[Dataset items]
☆ ☆ ☆ ☆ ☆ ☆ ☆

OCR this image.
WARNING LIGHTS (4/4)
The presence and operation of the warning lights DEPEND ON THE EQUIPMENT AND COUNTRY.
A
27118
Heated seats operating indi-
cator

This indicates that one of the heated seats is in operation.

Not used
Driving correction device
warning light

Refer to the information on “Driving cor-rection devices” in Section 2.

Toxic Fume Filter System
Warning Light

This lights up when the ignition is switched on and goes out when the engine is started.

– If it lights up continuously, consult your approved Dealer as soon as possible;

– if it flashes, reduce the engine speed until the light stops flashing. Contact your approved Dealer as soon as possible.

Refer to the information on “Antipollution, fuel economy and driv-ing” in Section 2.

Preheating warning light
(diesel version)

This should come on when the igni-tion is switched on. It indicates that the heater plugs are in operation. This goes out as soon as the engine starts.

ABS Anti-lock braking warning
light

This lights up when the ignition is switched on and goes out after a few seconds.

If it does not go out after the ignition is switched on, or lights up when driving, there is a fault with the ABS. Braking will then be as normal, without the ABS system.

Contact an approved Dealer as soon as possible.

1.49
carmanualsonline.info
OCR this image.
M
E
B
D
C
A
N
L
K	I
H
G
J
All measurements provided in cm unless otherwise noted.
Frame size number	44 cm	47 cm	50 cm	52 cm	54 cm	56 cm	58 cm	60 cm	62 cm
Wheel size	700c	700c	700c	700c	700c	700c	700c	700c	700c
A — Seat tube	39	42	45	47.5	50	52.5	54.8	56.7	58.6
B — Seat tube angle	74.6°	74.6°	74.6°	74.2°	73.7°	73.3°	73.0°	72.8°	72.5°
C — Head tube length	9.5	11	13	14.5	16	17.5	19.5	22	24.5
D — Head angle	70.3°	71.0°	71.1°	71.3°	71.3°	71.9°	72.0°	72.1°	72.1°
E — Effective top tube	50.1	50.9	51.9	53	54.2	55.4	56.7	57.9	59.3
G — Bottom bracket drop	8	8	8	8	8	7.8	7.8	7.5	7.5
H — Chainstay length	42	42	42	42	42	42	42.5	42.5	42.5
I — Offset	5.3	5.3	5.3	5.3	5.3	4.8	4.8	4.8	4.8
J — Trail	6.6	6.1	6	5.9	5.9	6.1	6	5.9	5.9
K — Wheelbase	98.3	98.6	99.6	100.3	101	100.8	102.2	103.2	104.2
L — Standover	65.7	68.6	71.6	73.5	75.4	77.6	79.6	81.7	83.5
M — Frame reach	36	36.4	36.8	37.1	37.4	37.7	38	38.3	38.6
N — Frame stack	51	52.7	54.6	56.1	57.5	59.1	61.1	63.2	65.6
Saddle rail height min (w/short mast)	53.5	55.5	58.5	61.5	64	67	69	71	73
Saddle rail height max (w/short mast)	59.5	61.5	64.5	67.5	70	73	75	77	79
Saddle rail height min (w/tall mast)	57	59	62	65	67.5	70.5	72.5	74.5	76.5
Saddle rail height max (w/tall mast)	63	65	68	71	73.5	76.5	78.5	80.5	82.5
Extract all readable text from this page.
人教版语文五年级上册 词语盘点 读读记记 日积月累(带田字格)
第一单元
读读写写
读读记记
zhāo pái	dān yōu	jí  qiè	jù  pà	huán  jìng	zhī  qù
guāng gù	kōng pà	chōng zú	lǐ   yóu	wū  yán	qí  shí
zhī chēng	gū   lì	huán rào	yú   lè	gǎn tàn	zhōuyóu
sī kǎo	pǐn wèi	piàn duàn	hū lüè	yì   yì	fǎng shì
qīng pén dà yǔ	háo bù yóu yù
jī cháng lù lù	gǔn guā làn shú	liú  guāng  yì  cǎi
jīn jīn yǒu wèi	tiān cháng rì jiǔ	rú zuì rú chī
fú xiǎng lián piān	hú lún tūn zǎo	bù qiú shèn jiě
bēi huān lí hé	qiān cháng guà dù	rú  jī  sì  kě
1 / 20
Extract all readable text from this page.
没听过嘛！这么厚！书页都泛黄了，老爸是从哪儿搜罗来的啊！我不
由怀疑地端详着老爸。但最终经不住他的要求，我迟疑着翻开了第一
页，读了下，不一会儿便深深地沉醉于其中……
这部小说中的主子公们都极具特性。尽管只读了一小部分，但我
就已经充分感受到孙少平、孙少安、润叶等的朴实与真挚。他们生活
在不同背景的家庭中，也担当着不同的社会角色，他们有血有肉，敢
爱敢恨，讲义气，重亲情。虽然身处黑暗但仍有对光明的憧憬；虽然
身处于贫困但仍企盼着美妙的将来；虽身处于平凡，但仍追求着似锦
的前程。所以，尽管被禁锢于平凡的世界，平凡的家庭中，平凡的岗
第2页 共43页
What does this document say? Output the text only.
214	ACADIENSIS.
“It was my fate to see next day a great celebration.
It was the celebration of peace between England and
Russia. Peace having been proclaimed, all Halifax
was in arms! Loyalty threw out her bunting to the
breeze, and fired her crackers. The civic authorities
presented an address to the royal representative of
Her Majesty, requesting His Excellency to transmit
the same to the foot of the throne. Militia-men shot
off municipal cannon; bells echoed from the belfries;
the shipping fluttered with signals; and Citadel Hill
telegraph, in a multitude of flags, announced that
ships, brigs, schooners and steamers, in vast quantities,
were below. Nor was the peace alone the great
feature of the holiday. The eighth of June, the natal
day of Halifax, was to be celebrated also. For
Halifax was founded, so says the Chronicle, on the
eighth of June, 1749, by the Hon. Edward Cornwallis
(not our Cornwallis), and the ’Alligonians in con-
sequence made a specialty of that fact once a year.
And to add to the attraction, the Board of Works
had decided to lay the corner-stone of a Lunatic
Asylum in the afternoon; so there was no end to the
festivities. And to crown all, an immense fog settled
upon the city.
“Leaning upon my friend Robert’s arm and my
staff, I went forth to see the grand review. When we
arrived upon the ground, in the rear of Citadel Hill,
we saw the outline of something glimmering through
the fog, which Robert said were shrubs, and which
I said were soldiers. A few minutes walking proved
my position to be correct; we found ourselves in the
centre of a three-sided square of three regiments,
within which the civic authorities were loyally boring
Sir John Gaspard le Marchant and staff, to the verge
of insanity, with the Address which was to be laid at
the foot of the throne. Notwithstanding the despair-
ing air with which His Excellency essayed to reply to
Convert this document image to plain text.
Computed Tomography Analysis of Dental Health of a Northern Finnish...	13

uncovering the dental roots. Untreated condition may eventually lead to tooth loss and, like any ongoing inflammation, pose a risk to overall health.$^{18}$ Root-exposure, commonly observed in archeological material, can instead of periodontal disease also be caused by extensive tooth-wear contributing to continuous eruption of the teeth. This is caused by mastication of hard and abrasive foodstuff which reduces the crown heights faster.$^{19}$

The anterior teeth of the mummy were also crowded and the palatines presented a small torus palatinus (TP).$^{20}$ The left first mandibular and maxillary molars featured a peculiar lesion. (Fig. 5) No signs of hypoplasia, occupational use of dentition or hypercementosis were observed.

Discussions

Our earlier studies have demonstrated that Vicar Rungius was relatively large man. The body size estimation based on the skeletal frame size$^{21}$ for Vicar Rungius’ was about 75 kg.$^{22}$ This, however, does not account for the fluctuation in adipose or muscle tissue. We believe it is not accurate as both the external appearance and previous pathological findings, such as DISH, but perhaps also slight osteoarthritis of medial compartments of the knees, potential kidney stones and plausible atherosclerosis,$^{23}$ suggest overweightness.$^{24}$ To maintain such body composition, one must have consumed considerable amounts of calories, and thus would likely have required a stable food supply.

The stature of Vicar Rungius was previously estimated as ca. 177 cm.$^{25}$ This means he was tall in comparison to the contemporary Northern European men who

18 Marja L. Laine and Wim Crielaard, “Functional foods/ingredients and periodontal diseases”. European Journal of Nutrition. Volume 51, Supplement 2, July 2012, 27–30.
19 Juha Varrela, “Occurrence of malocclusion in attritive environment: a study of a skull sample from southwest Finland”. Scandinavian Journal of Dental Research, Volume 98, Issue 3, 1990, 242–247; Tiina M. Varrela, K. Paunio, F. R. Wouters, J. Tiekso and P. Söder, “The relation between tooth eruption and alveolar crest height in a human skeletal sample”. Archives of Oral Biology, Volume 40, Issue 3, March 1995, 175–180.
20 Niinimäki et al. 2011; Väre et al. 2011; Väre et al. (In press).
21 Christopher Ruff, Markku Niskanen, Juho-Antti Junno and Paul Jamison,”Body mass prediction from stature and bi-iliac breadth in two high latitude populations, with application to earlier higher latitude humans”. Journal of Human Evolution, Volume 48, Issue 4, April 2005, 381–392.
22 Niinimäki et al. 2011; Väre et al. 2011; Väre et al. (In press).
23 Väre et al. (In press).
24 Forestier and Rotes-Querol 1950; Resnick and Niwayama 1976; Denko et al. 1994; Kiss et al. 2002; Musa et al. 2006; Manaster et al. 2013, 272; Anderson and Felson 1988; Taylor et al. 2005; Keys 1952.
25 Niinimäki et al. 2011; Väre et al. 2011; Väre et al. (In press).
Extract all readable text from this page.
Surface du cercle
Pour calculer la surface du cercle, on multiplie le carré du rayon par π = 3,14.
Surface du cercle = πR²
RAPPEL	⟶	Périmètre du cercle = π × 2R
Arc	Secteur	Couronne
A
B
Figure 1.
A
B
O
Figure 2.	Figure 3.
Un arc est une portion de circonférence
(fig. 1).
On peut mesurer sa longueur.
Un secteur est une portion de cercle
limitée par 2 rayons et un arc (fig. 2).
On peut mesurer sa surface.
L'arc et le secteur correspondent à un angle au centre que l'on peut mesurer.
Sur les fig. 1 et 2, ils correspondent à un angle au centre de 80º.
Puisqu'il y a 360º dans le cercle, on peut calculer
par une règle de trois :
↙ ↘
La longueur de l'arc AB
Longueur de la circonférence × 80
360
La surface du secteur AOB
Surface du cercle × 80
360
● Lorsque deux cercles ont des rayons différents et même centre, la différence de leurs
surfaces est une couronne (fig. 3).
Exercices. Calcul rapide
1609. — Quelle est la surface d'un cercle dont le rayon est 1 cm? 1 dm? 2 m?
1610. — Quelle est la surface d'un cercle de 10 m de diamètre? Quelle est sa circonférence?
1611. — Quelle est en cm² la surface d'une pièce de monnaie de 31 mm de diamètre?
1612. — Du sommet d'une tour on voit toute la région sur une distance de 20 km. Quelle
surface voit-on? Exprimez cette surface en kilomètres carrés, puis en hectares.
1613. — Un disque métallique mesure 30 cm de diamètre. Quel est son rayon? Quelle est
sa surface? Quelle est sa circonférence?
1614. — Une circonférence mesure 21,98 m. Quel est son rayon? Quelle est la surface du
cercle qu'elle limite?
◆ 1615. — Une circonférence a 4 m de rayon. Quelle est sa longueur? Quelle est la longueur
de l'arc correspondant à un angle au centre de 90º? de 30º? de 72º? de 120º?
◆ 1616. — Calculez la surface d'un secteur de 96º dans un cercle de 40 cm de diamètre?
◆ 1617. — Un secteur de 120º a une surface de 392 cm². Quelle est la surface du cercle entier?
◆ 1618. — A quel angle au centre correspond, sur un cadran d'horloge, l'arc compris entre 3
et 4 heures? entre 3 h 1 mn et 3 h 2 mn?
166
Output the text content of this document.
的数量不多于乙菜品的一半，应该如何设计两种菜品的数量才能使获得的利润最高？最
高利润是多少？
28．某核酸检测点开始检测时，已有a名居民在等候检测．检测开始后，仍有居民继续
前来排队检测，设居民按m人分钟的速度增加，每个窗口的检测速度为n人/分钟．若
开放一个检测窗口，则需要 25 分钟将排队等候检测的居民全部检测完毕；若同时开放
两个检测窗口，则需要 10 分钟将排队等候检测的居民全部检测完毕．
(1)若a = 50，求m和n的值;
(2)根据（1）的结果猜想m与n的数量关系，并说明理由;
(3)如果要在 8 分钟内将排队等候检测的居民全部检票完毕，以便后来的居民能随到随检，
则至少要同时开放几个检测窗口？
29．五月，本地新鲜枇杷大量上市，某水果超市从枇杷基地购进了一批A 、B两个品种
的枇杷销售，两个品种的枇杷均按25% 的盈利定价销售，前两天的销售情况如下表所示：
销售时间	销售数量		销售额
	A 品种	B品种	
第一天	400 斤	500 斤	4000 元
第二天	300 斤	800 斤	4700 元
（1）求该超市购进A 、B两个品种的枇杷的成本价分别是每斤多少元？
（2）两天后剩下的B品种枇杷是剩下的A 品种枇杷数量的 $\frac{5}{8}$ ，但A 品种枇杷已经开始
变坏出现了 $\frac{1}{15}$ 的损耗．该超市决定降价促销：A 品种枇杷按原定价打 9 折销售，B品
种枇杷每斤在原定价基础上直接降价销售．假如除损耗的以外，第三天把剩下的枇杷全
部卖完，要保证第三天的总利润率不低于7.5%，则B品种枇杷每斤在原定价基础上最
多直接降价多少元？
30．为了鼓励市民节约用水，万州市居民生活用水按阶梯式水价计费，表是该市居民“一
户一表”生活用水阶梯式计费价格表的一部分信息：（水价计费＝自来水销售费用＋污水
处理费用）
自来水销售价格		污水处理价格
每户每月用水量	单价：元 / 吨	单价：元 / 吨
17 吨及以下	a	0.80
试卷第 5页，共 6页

☆ ☆ ☆ ☆ ☆ ☆ ☆

Give every line of the material that includes the string "Northern".

Computed Tomography Analysis of Dental Health of a Northern Finnish...	13
The stature of Vicar Rungius was previously estimated as ca. 177 cm.$^{25}$ This means he was tall in comparison to the contemporary Northern European men who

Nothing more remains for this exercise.